=== Prompt ===
Gather all lines with the word "type" in them.

"""

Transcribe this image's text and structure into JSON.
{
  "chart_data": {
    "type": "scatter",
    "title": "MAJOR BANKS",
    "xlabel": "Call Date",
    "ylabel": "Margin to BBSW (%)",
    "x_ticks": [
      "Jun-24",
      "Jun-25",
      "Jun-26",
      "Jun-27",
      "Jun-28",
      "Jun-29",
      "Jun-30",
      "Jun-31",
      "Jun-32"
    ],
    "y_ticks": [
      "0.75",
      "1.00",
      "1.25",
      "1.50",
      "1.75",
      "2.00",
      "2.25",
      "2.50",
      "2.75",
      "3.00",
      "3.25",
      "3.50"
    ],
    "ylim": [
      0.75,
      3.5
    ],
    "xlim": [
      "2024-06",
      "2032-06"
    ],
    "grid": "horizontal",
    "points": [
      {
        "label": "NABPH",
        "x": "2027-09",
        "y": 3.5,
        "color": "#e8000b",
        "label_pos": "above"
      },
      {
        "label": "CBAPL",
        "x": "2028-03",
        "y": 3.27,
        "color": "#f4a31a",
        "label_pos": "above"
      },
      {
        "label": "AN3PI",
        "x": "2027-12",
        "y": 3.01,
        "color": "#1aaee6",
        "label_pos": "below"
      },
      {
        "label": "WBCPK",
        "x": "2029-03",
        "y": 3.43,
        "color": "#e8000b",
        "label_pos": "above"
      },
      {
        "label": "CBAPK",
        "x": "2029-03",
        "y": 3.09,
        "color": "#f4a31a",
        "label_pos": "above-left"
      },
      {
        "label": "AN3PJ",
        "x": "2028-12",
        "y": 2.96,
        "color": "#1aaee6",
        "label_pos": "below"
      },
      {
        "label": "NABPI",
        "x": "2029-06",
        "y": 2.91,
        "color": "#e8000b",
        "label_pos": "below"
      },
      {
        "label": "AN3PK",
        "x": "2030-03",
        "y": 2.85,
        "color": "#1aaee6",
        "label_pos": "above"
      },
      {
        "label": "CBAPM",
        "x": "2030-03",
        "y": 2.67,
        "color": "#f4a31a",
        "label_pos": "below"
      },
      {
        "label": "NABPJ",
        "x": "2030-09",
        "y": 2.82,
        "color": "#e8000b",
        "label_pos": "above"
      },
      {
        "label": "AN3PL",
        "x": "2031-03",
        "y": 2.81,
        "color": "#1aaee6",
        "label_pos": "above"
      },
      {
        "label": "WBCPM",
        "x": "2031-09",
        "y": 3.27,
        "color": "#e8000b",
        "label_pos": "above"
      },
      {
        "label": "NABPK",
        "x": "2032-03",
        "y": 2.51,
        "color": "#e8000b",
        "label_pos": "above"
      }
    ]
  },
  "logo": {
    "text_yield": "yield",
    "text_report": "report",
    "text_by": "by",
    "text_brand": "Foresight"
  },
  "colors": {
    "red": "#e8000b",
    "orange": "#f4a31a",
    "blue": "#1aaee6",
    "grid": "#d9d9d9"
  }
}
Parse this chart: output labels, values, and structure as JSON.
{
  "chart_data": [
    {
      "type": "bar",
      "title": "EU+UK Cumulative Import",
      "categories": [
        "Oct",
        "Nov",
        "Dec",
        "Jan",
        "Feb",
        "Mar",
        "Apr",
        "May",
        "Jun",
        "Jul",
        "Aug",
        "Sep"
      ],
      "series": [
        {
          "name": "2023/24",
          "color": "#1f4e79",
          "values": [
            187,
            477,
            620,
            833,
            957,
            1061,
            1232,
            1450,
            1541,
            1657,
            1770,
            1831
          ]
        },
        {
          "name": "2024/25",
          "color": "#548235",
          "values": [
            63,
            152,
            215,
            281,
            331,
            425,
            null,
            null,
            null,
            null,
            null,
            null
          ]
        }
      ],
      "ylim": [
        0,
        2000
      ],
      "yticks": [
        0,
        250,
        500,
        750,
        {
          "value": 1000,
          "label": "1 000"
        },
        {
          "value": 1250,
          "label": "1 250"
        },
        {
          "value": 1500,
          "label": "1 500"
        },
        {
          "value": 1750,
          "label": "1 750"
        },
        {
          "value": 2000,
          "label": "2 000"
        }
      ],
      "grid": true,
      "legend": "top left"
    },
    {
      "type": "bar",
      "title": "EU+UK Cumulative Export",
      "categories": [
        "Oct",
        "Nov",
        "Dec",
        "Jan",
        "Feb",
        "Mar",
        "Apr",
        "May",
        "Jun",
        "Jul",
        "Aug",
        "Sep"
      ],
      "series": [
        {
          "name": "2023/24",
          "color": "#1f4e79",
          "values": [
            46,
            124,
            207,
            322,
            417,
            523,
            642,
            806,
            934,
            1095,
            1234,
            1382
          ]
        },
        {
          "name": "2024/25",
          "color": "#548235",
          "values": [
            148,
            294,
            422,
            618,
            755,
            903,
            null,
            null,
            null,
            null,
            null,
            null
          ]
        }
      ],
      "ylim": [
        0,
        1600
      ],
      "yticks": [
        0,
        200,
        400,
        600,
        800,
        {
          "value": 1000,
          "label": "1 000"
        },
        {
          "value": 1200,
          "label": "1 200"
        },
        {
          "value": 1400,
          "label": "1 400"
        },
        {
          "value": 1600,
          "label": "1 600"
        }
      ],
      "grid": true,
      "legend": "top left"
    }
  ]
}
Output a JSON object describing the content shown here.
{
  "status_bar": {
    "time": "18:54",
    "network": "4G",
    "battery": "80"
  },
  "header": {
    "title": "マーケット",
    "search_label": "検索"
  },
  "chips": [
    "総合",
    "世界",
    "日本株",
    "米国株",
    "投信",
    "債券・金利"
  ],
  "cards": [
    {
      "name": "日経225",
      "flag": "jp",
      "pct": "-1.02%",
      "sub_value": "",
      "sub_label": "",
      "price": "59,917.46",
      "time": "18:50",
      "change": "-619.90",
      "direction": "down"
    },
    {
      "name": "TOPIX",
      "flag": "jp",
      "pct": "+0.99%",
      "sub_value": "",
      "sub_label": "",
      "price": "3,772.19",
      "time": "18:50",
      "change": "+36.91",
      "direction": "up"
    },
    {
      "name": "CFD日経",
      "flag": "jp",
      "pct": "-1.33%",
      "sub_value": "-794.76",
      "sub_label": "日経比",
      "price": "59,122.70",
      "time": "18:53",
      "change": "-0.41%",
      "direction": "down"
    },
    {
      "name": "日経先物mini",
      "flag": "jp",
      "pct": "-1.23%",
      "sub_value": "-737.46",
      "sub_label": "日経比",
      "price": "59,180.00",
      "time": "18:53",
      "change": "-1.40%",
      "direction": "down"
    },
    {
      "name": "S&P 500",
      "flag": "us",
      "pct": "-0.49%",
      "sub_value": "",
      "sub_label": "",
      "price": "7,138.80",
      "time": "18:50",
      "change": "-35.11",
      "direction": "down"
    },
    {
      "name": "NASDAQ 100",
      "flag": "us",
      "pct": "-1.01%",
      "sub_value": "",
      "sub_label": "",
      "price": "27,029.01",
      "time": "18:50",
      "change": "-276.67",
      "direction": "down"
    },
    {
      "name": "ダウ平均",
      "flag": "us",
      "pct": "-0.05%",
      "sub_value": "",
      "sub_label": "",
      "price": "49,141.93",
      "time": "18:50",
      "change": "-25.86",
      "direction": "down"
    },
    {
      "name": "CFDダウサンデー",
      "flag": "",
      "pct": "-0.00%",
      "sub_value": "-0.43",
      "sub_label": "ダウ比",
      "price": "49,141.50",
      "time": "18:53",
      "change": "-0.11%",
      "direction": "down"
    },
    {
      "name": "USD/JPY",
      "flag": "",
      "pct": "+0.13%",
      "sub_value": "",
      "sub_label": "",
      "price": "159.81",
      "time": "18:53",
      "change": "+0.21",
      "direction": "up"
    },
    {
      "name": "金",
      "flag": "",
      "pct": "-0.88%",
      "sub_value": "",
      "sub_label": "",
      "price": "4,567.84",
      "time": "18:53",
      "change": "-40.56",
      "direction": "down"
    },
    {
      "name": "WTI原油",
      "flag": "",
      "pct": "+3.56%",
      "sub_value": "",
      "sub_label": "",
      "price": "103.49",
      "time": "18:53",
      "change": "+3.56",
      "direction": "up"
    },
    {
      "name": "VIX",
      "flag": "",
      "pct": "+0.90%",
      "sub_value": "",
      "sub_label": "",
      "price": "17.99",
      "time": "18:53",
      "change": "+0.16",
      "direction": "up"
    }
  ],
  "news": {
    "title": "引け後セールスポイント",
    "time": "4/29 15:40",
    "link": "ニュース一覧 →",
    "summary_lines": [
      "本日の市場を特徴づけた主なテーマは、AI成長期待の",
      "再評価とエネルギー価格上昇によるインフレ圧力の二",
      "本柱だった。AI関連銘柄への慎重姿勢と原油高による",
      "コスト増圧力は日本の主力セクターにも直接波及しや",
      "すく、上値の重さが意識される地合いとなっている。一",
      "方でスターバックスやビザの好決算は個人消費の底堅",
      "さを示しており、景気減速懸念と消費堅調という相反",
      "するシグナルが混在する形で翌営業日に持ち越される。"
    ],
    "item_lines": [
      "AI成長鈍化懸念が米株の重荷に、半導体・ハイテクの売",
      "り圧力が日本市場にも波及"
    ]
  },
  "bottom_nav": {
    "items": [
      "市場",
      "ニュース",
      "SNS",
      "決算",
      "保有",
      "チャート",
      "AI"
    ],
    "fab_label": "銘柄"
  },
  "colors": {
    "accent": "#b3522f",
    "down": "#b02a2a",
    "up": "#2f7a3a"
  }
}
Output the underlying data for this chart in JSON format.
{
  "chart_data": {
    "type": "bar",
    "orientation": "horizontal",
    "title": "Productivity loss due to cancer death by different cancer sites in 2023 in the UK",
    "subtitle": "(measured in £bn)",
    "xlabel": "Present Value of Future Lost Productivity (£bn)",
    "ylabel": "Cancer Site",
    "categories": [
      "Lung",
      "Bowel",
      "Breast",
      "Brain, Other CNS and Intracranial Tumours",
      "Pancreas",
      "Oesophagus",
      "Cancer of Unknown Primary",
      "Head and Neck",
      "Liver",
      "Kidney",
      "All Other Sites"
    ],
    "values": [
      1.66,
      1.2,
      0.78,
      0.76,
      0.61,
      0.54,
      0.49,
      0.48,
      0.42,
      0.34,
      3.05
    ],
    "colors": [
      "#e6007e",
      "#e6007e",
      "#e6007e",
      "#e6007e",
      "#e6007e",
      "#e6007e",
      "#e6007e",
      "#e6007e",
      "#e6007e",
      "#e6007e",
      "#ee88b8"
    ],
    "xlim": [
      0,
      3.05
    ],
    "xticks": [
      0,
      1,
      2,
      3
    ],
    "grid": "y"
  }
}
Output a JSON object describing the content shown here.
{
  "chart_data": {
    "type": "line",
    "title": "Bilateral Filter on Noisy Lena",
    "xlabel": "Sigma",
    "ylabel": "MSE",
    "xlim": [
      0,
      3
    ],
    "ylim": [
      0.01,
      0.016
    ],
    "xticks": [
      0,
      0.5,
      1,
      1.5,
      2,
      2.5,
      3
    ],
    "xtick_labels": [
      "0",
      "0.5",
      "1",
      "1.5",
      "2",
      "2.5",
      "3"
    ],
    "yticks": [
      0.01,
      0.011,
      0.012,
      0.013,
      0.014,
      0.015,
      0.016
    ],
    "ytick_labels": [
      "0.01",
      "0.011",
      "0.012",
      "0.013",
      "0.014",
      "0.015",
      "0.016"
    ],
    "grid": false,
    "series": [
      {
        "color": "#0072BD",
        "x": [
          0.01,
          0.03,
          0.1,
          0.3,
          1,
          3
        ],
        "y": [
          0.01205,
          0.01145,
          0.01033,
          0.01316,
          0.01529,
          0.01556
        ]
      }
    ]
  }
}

"""

=== Task response ===
    "type": "scatter",
      "type": "bar",
      "type": "bar",
    "type": "bar",
    "type": "line",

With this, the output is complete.